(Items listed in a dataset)
╭──
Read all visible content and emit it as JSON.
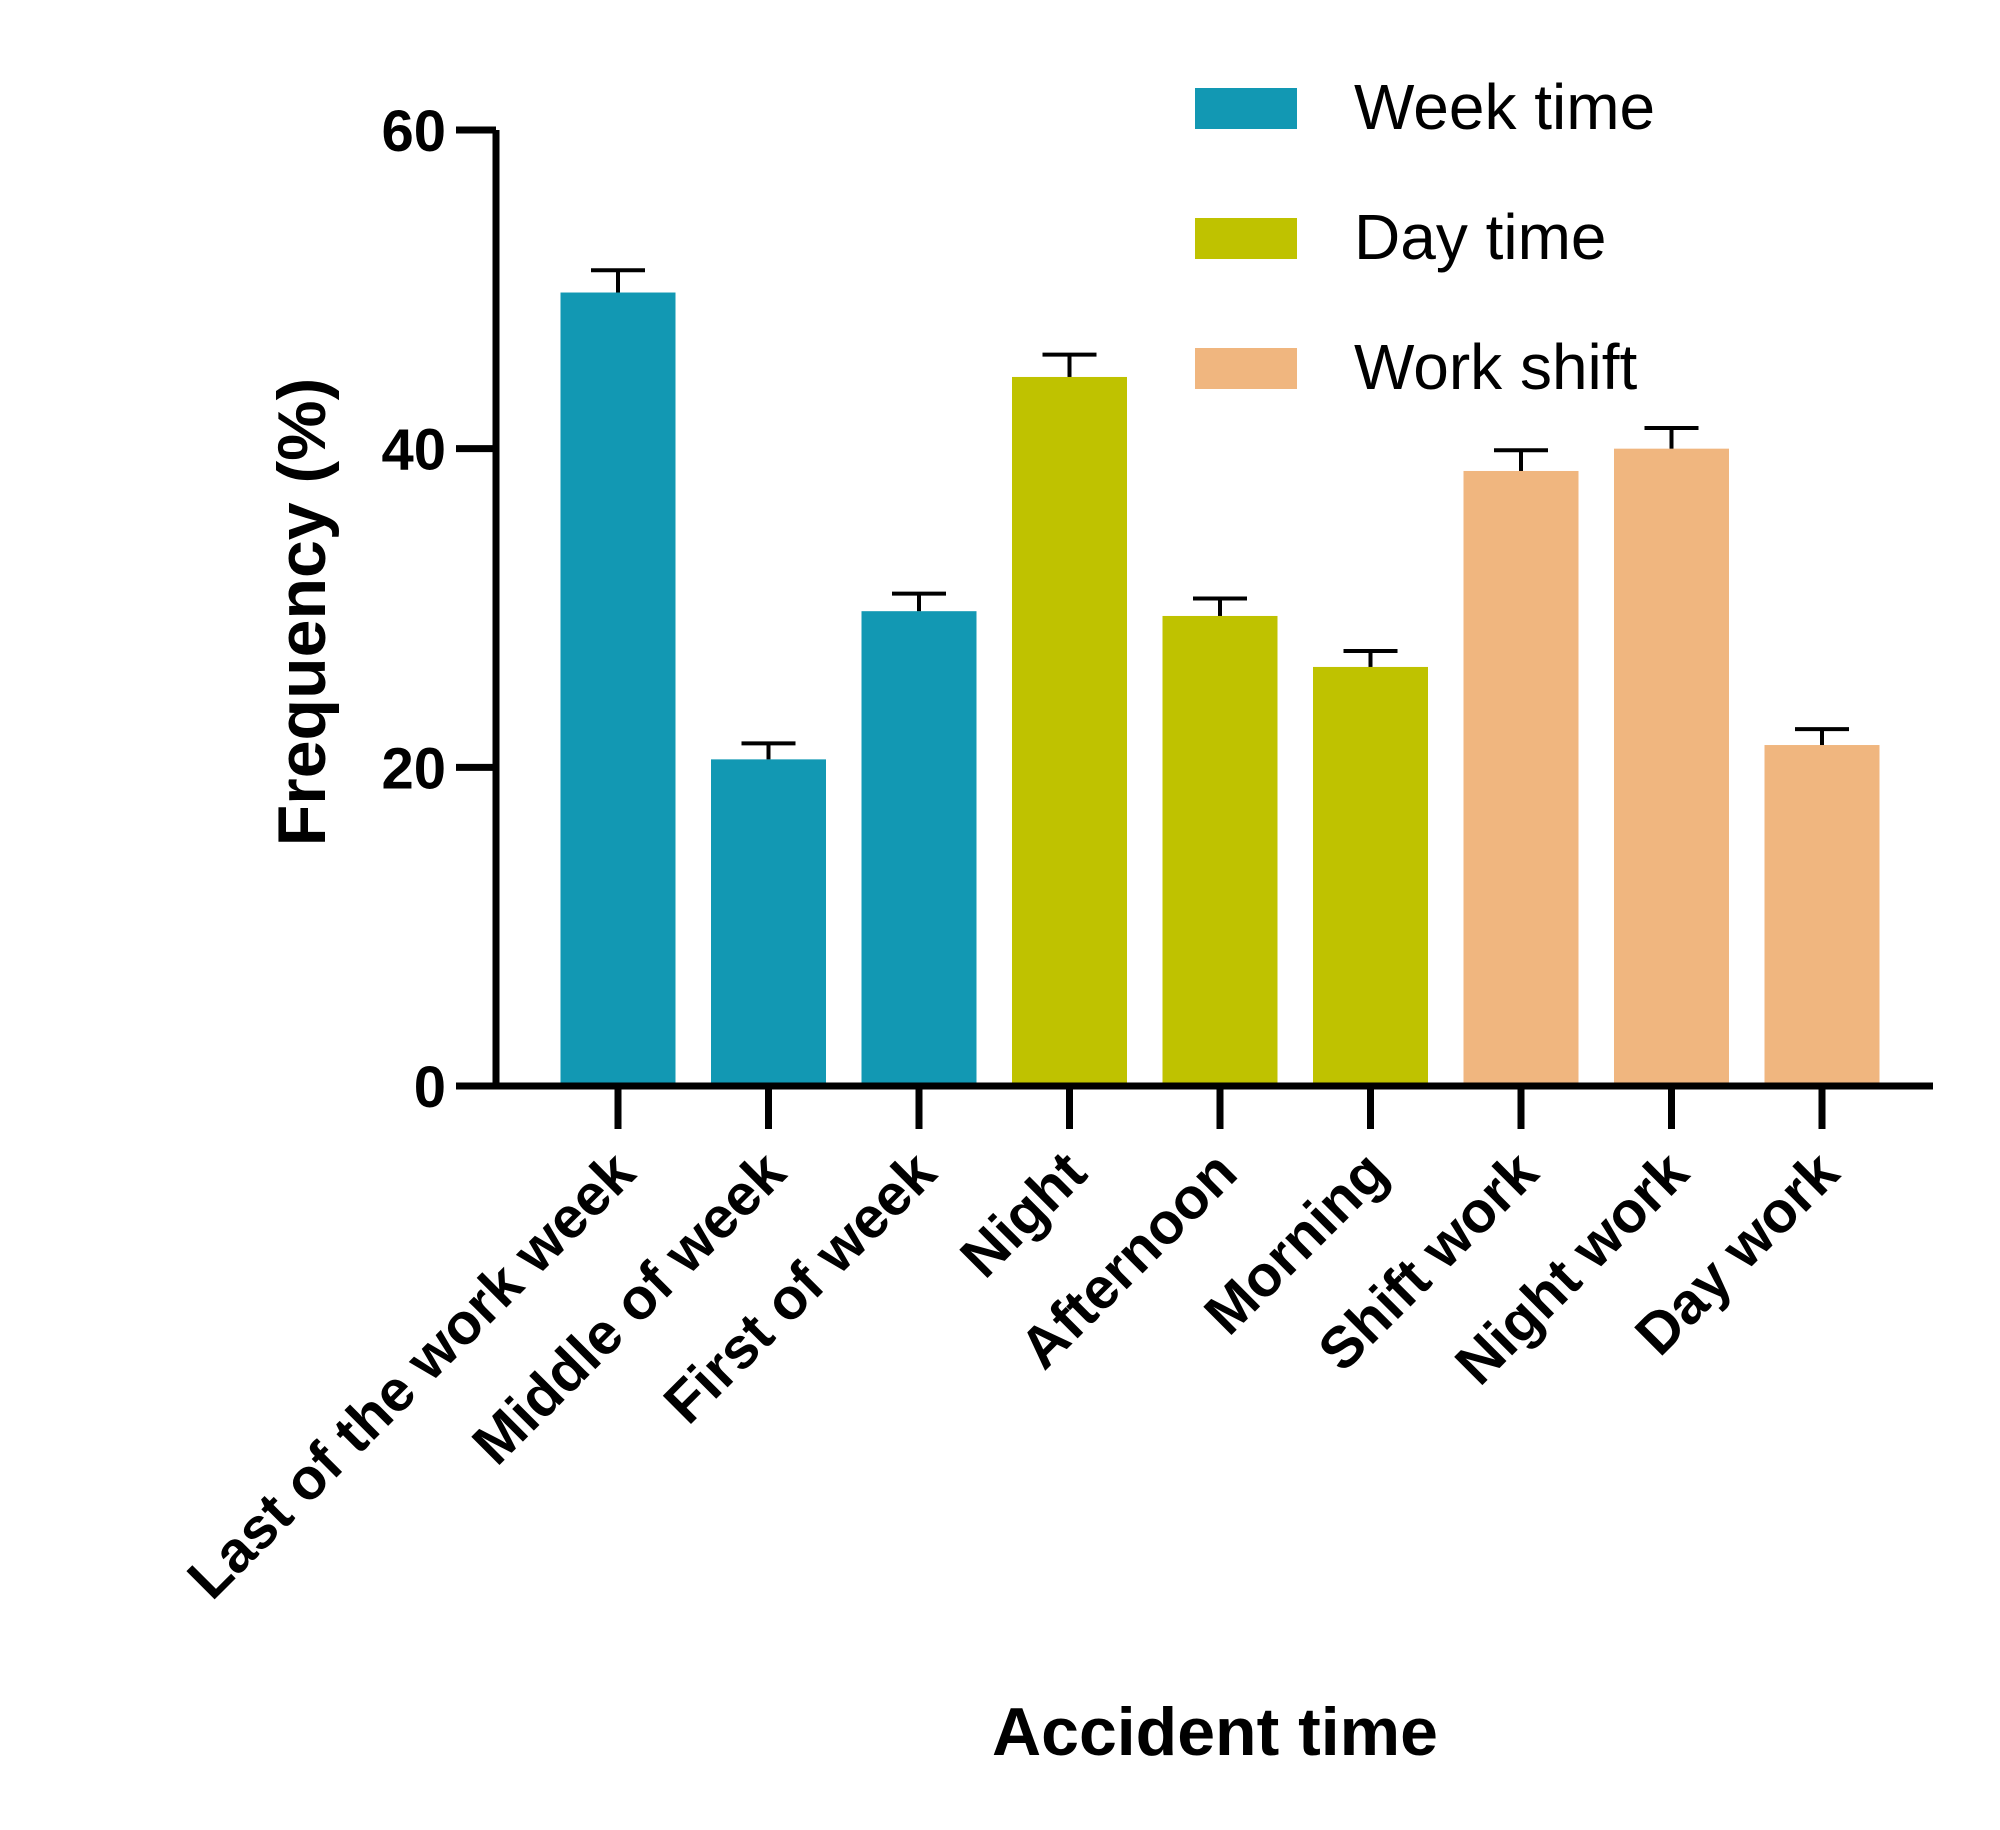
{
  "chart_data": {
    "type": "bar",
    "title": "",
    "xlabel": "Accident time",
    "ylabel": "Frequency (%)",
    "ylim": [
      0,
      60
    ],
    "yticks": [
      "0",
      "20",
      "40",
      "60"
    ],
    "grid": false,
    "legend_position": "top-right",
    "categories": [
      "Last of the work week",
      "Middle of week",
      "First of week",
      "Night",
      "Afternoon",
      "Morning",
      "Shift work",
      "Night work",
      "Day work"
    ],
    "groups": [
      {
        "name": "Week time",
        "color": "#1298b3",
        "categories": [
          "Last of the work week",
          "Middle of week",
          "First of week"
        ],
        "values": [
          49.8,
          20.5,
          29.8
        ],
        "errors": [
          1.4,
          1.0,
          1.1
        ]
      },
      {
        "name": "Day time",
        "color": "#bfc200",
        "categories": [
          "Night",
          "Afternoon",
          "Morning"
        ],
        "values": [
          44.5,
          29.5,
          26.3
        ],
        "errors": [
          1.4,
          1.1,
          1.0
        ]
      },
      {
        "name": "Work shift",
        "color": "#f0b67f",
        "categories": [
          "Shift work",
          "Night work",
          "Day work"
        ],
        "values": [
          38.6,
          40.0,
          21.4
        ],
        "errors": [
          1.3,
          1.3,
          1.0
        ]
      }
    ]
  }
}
╰──
● Work to do:
Extract every line from the records above that contains the word "name".

● Final result:
        "name": "Week time",
        "name": "Day time",
        "name": "Work shift",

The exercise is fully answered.